Dataset entries on figures
* * * * *

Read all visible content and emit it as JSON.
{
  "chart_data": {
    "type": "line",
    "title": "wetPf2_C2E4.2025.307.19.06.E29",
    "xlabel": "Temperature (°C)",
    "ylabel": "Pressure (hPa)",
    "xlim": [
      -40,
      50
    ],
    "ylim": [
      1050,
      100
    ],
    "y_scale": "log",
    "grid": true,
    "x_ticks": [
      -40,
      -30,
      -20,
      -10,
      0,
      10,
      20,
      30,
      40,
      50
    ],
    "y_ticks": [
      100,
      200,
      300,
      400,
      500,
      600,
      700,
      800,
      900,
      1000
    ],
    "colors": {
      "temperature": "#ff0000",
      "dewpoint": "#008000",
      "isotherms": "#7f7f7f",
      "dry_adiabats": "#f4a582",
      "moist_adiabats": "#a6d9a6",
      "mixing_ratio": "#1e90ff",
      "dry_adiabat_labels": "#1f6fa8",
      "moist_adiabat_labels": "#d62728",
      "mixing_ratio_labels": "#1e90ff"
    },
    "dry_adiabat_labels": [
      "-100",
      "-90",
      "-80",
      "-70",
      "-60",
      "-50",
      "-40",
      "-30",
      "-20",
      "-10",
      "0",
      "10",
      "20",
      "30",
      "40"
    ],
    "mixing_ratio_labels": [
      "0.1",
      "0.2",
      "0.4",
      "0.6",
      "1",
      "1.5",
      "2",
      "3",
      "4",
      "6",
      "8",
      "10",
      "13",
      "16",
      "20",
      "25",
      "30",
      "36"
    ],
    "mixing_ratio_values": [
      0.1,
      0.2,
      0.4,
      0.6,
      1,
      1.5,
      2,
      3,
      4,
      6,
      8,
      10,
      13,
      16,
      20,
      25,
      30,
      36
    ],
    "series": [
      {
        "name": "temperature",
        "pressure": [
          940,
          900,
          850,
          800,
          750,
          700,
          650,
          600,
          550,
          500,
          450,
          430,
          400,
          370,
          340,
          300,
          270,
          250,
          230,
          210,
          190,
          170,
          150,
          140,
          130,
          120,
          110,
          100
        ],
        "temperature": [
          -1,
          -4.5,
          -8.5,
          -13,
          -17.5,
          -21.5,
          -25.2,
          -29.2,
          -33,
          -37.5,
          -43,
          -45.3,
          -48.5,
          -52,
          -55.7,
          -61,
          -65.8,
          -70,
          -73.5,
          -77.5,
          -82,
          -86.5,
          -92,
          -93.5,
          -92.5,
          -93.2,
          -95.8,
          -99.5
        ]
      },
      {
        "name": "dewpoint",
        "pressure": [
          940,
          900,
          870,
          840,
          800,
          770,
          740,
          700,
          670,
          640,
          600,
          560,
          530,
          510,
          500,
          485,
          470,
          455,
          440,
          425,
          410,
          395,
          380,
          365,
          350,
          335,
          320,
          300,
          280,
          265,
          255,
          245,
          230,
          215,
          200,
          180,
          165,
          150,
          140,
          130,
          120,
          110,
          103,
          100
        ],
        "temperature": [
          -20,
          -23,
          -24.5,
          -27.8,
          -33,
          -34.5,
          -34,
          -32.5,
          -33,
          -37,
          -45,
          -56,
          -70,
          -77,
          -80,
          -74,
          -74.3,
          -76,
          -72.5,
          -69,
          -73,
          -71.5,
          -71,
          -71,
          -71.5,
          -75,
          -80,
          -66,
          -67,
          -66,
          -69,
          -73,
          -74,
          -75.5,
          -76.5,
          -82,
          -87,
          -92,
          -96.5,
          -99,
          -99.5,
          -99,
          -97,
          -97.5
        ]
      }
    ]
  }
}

* * * * *

* _DIRECTIONS FOR THIS TASK_:
Output the listing above word for word.

* _EXPECTED ANSWER_:
Read all visible content and emit it as JSON.
{
  "chart_data": {
    "type": "line",
    "title": "wetPf2_C2E4.2025.307.19.06.E29",
    "xlabel": "Temperature (°C)",
    "ylabel": "Pressure (hPa)",
    "xlim": [
      -40,
      50
    ],
    "ylim": [
      1050,
      100
    ],
    "y_scale": "log",
    "grid": true,
    "x_ticks": [
      -40,
      -30,
      -20,
      -10,
      0,
      10,
      20,
      30,
      40,
      50
    ],
    "y_ticks": [
      100,
      200,
      300,
      400,
      500,
      600,
      700,
      800,
      900,
      1000
    ],
    "colors": {
      "temperature": "#ff0000",
      "dewpoint": "#008000",
      "isotherms": "#7f7f7f",
      "dry_adiabats": "#f4a582",
      "moist_adiabats": "#a6d9a6",
      "mixing_ratio": "#1e90ff",
      "dry_adiabat_labels": "#1f6fa8",
      "moist_adiabat_labels": "#d62728",
      "mixing_ratio_labels": "#1e90ff"
    },
    "dry_adiabat_labels": [
      "-100",
      "-90",
      "-80",
      "-70",
      "-60",
      "-50",
      "-40",
      "-30",
      "-20",
      "-10",
      "0",
      "10",
      "20",
      "30",
      "40"
    ],
    "mixing_ratio_labels": [
      "0.1",
      "0.2",
      "0.4",
      "0.6",
      "1",
      "1.5",
      "2",
      "3",
      "4",
      "6",
      "8",
      "10",
      "13",
      "16",
      "20",
      "25",
      "30",
      "36"
    ],
    "mixing_ratio_values": [
      0.1,
      0.2,
      0.4,
      0.6,
      1,
      1.5,
      2,
      3,
      4,
      6,
      8,
      10,
      13,
      16,
      20,
      25,
      30,
      36
    ],
    "series": [
      {
        "name": "temperature",
        "pressure": [
          940,
          900,
          850,
          800,
          750,
          700,
          650,
          600,
          550,
          500,
          450,
          430,
          400,
          370,
          340,
          300,
          270,
          250,
          230,
          210,
          190,
          170,
          150,
          140,
          130,
          120,
          110,
          100
        ],
        "temperature": [
          -1,
          -4.5,
          -8.5,
          -13,
          -17.5,
          -21.5,
          -25.2,
          -29.2,
          -33,
          -37.5,
          -43,
          -45.3,
          -48.5,
          -52,
          -55.7,
          -61,
          -65.8,
          -70,
          -73.5,
          -77.5,
          -82,
          -86.5,
          -92,
          -93.5,
          -92.5,
          -93.2,
          -95.8,
          -99.5
        ]
      },
      {
        "name": "dewpoint",
        "pressure": [
          940,
          900,
          870,
          840,
          800,
          770,
          740,
          700,
          670,
          640,
          600,
          560,
          530,
          510,
          500,
          485,
          470,
          455,
          440,
          425,
          410,
          395,
          380,
          365,
          350,
          335,
          320,
          300,
          280,
          265,
          255,
          245,
          230,
          215,
          200,
          180,
          165,
          150,
          140,
          130,
          120,
          110,
          103,
          100
        ],
        "temperature": [
          -20,
          -23,
          -24.5,
          -27.8,
          -33,
          -34.5,
          -34,
          -32.5,
          -33,
          -37,
          -45,
          -56,
          -70,
          -77,
          -80,
          -74,
          -74.3,
          -76,
          -72.5,
          -69,
          -73,
          -71.5,
          -71,
          -71,
          -71.5,
          -75,
          -80,
          -66,
          -67,
          -66,
          -69,
          -73,
          -74,
          -75.5,
          -76.5,
          -82,
          -87,
          -92,
          -96.5,
          -99,
          -99.5,
          -99,
          -97,
          -97.5
        ]
      }
    ]
  }
}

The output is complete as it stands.